> _WHAT TO PRODUCE_
Find each line with the word "source" and copy it.

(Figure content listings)
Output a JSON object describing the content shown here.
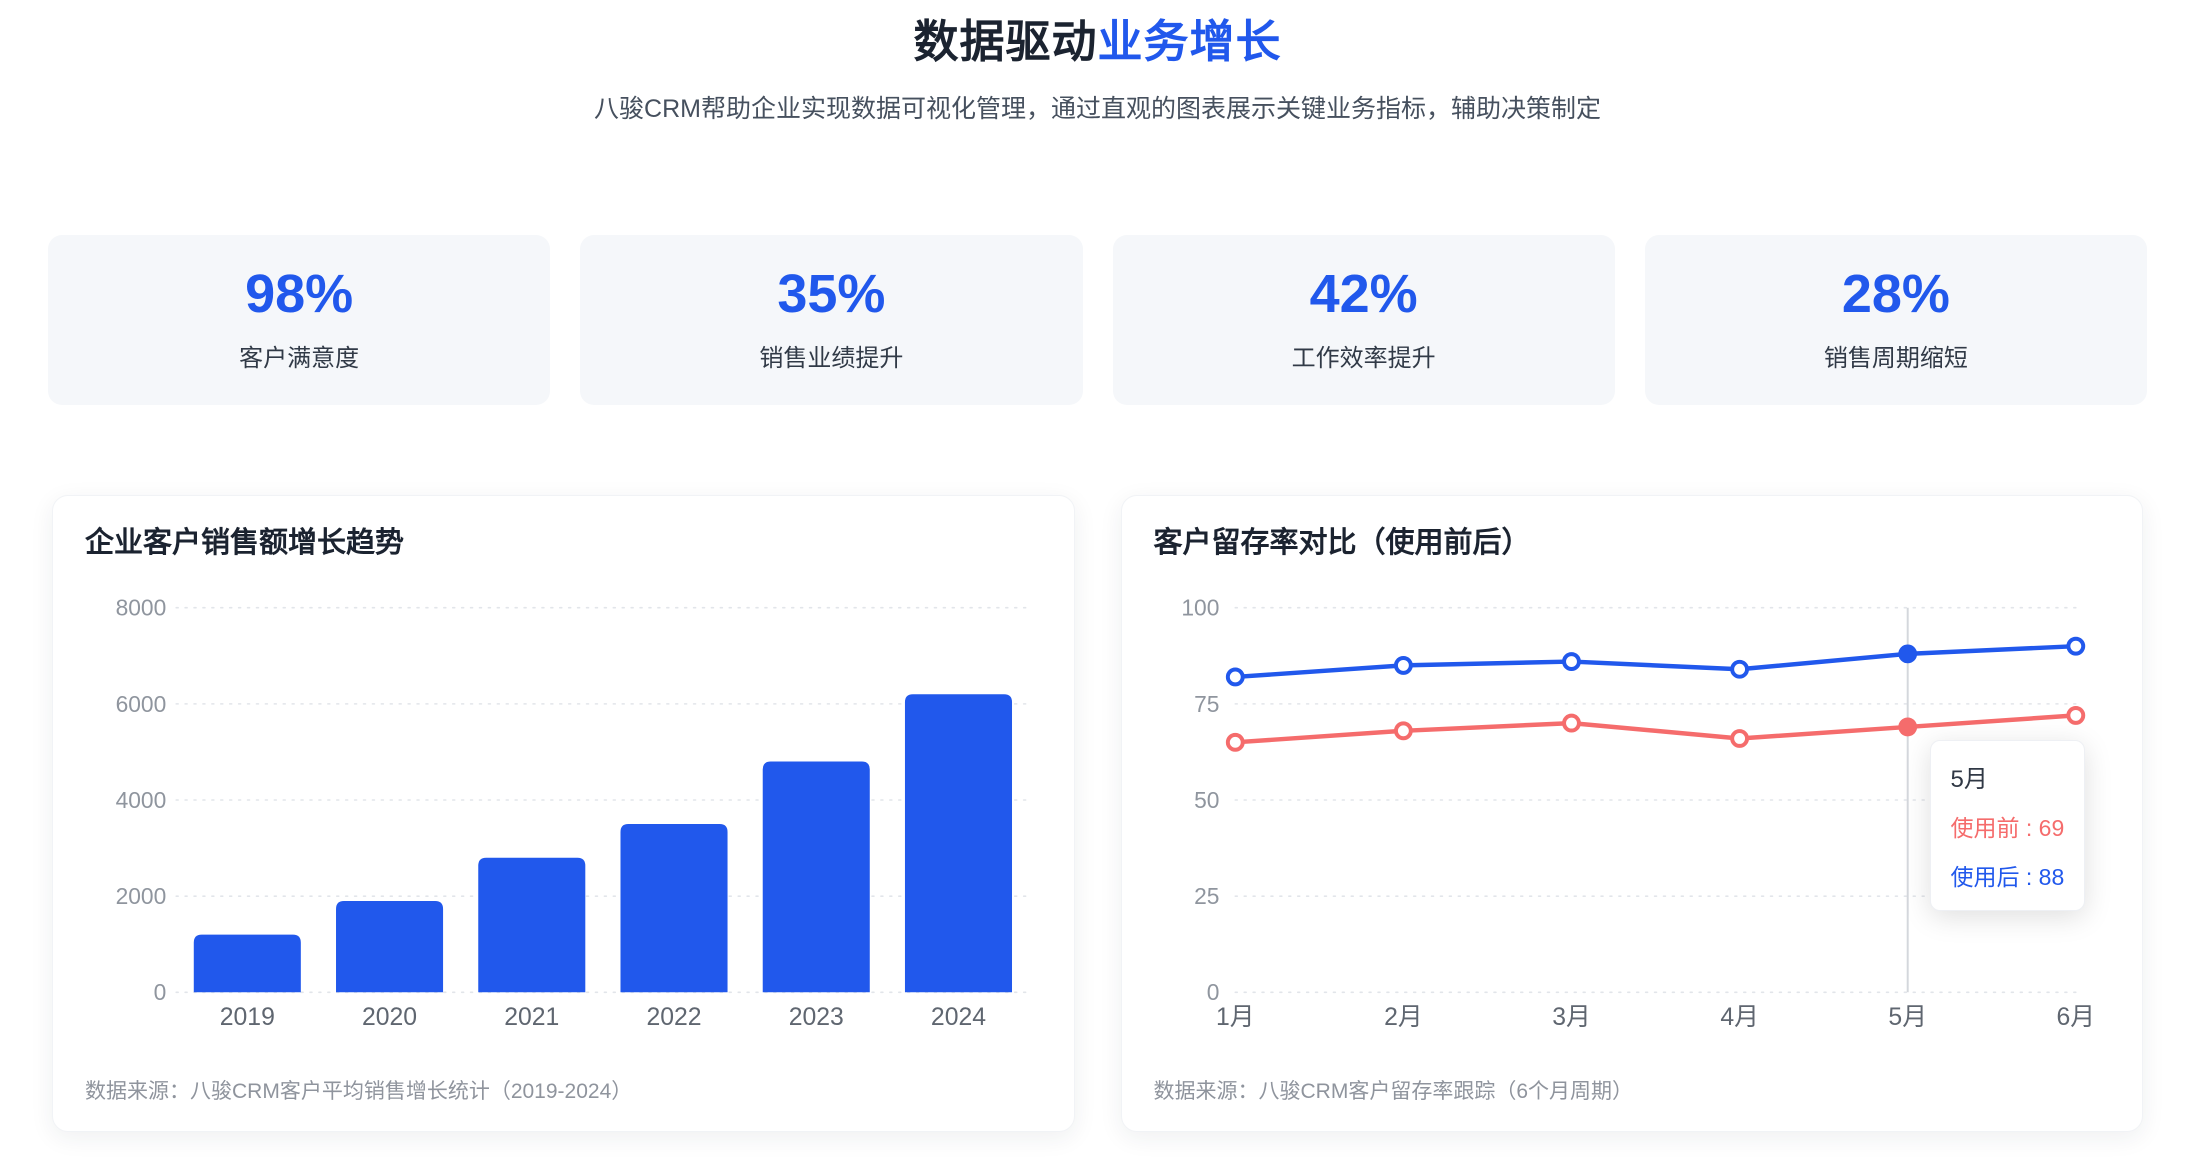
{
  "header": {
    "title_main": "数据驱动",
    "title_accent": "业务增长",
    "subtitle": "八骏CRM帮助企业实现数据可视化管理，通过直观的图表展示关键业务指标，辅助决策制定"
  },
  "stats": [
    {
      "value": "98%",
      "label": "客户满意度"
    },
    {
      "value": "35%",
      "label": "销售业绩提升"
    },
    {
      "value": "42%",
      "label": "工作效率提升"
    },
    {
      "value": "28%",
      "label": "销售周期缩短"
    }
  ],
  "colors": {
    "accent": "#2158ec",
    "bar": "#2158ec",
    "line_before": "#f56c6c",
    "line_after": "#2158ec",
    "grid": "#e2e5ea",
    "crosshair": "#d4d7dc",
    "y_tick": "#8f959e",
    "x_tick": "#5f6670",
    "title_dark": "#1b2330",
    "stat_card_bg": "#f5f7fa"
  },
  "chart_data": [
    {
      "type": "bar",
      "title": "企业客户销售额增长趋势",
      "categories": [
        "2019",
        "2020",
        "2021",
        "2022",
        "2023",
        "2024"
      ],
      "values": [
        1200,
        1900,
        2800,
        3500,
        4800,
        6200
      ],
      "xlabel": "",
      "ylabel": "",
      "ylim": [
        0,
        8000
      ],
      "yticks": [
        0,
        2000,
        4000,
        6000,
        8000
      ],
      "grid": "dotted-horizontal",
      "legend": "none",
      "source": "数据来源：八骏CRM客户平均销售增长统计（2019-2024）"
    },
    {
      "type": "line",
      "title": "客户留存率对比（使用前后）",
      "x": [
        "1月",
        "2月",
        "3月",
        "4月",
        "5月",
        "6月"
      ],
      "series": [
        {
          "name": "使用前",
          "color": "#f56c6c",
          "values": [
            65,
            68,
            70,
            66,
            69,
            72
          ]
        },
        {
          "name": "使用后",
          "color": "#2158ec",
          "values": [
            82,
            85,
            86,
            84,
            88,
            90
          ]
        }
      ],
      "ylim": [
        0,
        100
      ],
      "yticks": [
        0,
        25,
        50,
        75,
        100
      ],
      "grid": "dotted-horizontal",
      "legend": "none",
      "highlight": {
        "index": 4,
        "label": "5月"
      },
      "tooltip": {
        "title": "5月",
        "rows": [
          {
            "series": "使用前",
            "value": 69,
            "text": "使用前 : 69",
            "color": "#f56c6c"
          },
          {
            "series": "使用后",
            "value": 88,
            "text": "使用后 : 88",
            "color": "#2158ec"
          }
        ]
      },
      "source": "数据来源：八骏CRM客户留存率跟踪（6个月周期）"
    }
  ]
}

> _COMPLETE ANSWER_
      "source": "数据来源：八骏CRM客户平均销售增长统计（2019-2024）"
      "source": "数据来源：八骏CRM客户留存率跟踪（6个月周期）"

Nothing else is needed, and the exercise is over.